Reproduce the listing below word for word, with no pictures.

EXERCISE MATERIAL:
******

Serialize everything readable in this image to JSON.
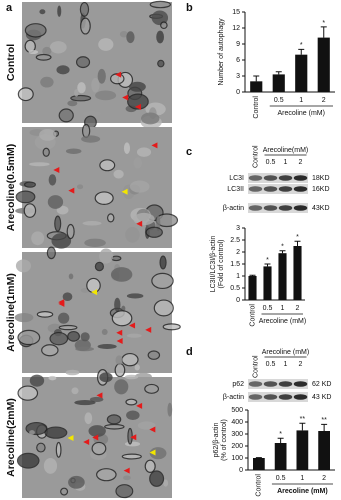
{
  "figure": {
    "panel_labels": [
      "a",
      "b",
      "c",
      "d"
    ],
    "images": [
      "Control",
      "Arecoline(0.5mM)",
      "Arecoline(1mM)",
      "Arecoline(2mM)"
    ],
    "blots": [
      {
        "control": "Control",
        "group": "Arecoline(mM)",
        "lanes": [
          "0.5",
          "1",
          "2"
        ],
        "rows": [
          "LC3I",
          "LC3II",
          "β-actin"
        ],
        "sizes": [
          "18KD",
          "16KD",
          "43KD"
        ]
      },
      {
        "control": "Control",
        "group": "Arecoline (mM)",
        "lanes": [
          "0.5",
          "1",
          "2"
        ],
        "rows": [
          "p62",
          "β-actin"
        ],
        "sizes": [
          "62 KD",
          "43 KD"
        ]
      }
    ]
  },
  "chart_data": [
    {
      "type": "bar",
      "y_label": [
        "Number of autophagy"
      ],
      "x_label": "Arecoline (mM)",
      "categories": [
        "Control",
        "0.5",
        "1",
        "2"
      ],
      "values": [
        2,
        3.3,
        7,
        10.2
      ],
      "errors": [
        1,
        0.5,
        1,
        2
      ],
      "markers": [
        null,
        null,
        "*",
        "*"
      ],
      "color": "#111111",
      "ylim": [
        0,
        15
      ],
      "yticks": [
        0,
        3,
        6,
        9,
        12,
        15
      ]
    },
    {
      "type": "bar",
      "y_label": [
        "LC3II/LC3I/β-actin",
        "(Fold of control)"
      ],
      "x_label": "Arecoline (mM)",
      "categories": [
        "Control",
        "0.5",
        "1",
        "2"
      ],
      "values": [
        1,
        1.4,
        1.95,
        2.25
      ],
      "errors": [
        0.03,
        0.1,
        0.1,
        0.2
      ],
      "markers": [
        null,
        "*",
        "*",
        "*"
      ],
      "color": "#111111",
      "ylim": [
        0,
        3
      ],
      "yticks": [
        0,
        0.5,
        1,
        1.5,
        2,
        2.5,
        3
      ]
    },
    {
      "type": "bar",
      "y_label": [
        "p62/β-actin",
        "(% of control)"
      ],
      "x_label": "Arecoline (mM)",
      "categories": [
        "Control",
        "0.5",
        "1",
        "2"
      ],
      "values": [
        100,
        225,
        330,
        325
      ],
      "errors": [
        3,
        40,
        60,
        55
      ],
      "markers": [
        null,
        "*",
        "**",
        "**"
      ],
      "color": "#111111",
      "ylim": [
        0,
        500
      ],
      "yticks": [
        0,
        100,
        200,
        300,
        400,
        500
      ]
    }
  ]
}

******

OUTPUT OF THE TASK:
Serialize everything readable in this image to JSON.
{
  "figure": {
    "panel_labels": [
      "a",
      "b",
      "c",
      "d"
    ],
    "images": [
      "Control",
      "Arecoline(0.5mM)",
      "Arecoline(1mM)",
      "Arecoline(2mM)"
    ],
    "blots": [
      {
        "control": "Control",
        "group": "Arecoline(mM)",
        "lanes": [
          "0.5",
          "1",
          "2"
        ],
        "rows": [
          "LC3I",
          "LC3II",
          "β-actin"
        ],
        "sizes": [
          "18KD",
          "16KD",
          "43KD"
        ]
      },
      {
        "control": "Control",
        "group": "Arecoline (mM)",
        "lanes": [
          "0.5",
          "1",
          "2"
        ],
        "rows": [
          "p62",
          "β-actin"
        ],
        "sizes": [
          "62 KD",
          "43 KD"
        ]
      }
    ]
  },
  "chart_data": [
    {
      "type": "bar",
      "y_label": [
        "Number of autophagy"
      ],
      "x_label": "Arecoline (mM)",
      "categories": [
        "Control",
        "0.5",
        "1",
        "2"
      ],
      "values": [
        2,
        3.3,
        7,
        10.2
      ],
      "errors": [
        1,
        0.5,
        1,
        2
      ],
      "markers": [
        null,
        null,
        "*",
        "*"
      ],
      "color": "#111111",
      "ylim": [
        0,
        15
      ],
      "yticks": [
        0,
        3,
        6,
        9,
        12,
        15
      ]
    },
    {
      "type": "bar",
      "y_label": [
        "LC3II/LC3I/β-actin",
        "(Fold of control)"
      ],
      "x_label": "Arecoline (mM)",
      "categories": [
        "Control",
        "0.5",
        "1",
        "2"
      ],
      "values": [
        1,
        1.4,
        1.95,
        2.25
      ],
      "errors": [
        0.03,
        0.1,
        0.1,
        0.2
      ],
      "markers": [
        null,
        "*",
        "*",
        "*"
      ],
      "color": "#111111",
      "ylim": [
        0,
        3
      ],
      "yticks": [
        0,
        0.5,
        1,
        1.5,
        2,
        2.5,
        3
      ]
    },
    {
      "type": "bar",
      "y_label": [
        "p62/β-actin",
        "(% of control)"
      ],
      "x_label": "Arecoline (mM)",
      "categories": [
        "Control",
        "0.5",
        "1",
        "2"
      ],
      "values": [
        100,
        225,
        330,
        325
      ],
      "errors": [
        3,
        40,
        60,
        55
      ],
      "markers": [
        null,
        "*",
        "**",
        "**"
      ],
      "color": "#111111",
      "ylim": [
        0,
        500
      ],
      "yticks": [
        0,
        100,
        200,
        300,
        400,
        500
      ]
    }
  ]
}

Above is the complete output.